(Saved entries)
——

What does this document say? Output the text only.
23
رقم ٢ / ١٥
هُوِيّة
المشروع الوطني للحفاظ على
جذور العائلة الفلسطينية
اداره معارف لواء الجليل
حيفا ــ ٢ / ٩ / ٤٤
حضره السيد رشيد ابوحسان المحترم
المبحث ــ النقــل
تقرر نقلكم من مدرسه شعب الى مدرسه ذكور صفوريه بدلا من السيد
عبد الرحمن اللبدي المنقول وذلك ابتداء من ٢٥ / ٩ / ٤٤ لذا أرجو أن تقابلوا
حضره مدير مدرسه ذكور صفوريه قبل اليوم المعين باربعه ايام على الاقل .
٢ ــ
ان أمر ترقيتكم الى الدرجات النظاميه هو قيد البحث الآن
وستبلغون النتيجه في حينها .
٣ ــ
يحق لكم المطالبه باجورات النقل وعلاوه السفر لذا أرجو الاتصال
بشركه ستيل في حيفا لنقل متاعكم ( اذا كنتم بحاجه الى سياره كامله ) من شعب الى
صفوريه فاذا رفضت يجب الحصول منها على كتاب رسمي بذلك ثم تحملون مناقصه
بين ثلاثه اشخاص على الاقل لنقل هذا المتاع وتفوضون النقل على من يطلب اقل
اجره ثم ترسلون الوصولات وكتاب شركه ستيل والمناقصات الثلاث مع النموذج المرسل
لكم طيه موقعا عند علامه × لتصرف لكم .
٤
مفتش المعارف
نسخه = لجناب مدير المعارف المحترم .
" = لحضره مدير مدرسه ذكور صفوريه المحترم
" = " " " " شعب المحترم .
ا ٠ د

——

*Task to complete*: Reproduce each line verbatim.

*Correct answer*:
What does this document say? Output the text only.
23
رقم ٢ / ١٥
هُوِيّة
المشروع الوطني للحفاظ على
جذور العائلة الفلسطينية
اداره معارف لواء الجليل
حيفا ــ ٢ / ٩ / ٤٤
حضره السيد رشيد ابوحسان المحترم
المبحث ــ النقــل
تقرر نقلكم من مدرسه شعب الى مدرسه ذكور صفوريه بدلا من السيد
عبد الرحمن اللبدي المنقول وذلك ابتداء من ٢٥ / ٩ / ٤٤ لذا أرجو أن تقابلوا
حضره مدير مدرسه ذكور صفوريه قبل اليوم المعين باربعه ايام على الاقل .
٢ ــ
ان أمر ترقيتكم الى الدرجات النظاميه هو قيد البحث الآن
وستبلغون النتيجه في حينها .
٣ ــ
يحق لكم المطالبه باجورات النقل وعلاوه السفر لذا أرجو الاتصال
بشركه ستيل في حيفا لنقل متاعكم ( اذا كنتم بحاجه الى سياره كامله ) من شعب الى
صفوريه فاذا رفضت يجب الحصول منها على كتاب رسمي بذلك ثم تحملون مناقصه
بين ثلاثه اشخاص على الاقل لنقل هذا المتاع وتفوضون النقل على من يطلب اقل
اجره ثم ترسلون الوصولات وكتاب شركه ستيل والمناقصات الثلاث مع النموذج المرسل
لكم طيه موقعا عند علامه × لتصرف لكم .
٤
مفتش المعارف
نسخه = لجناب مدير المعارف المحترم .
" = لحضره مدير مدرسه ذكور صفوريه المحترم
" = " " " " شعب المحترم .
ا ٠ د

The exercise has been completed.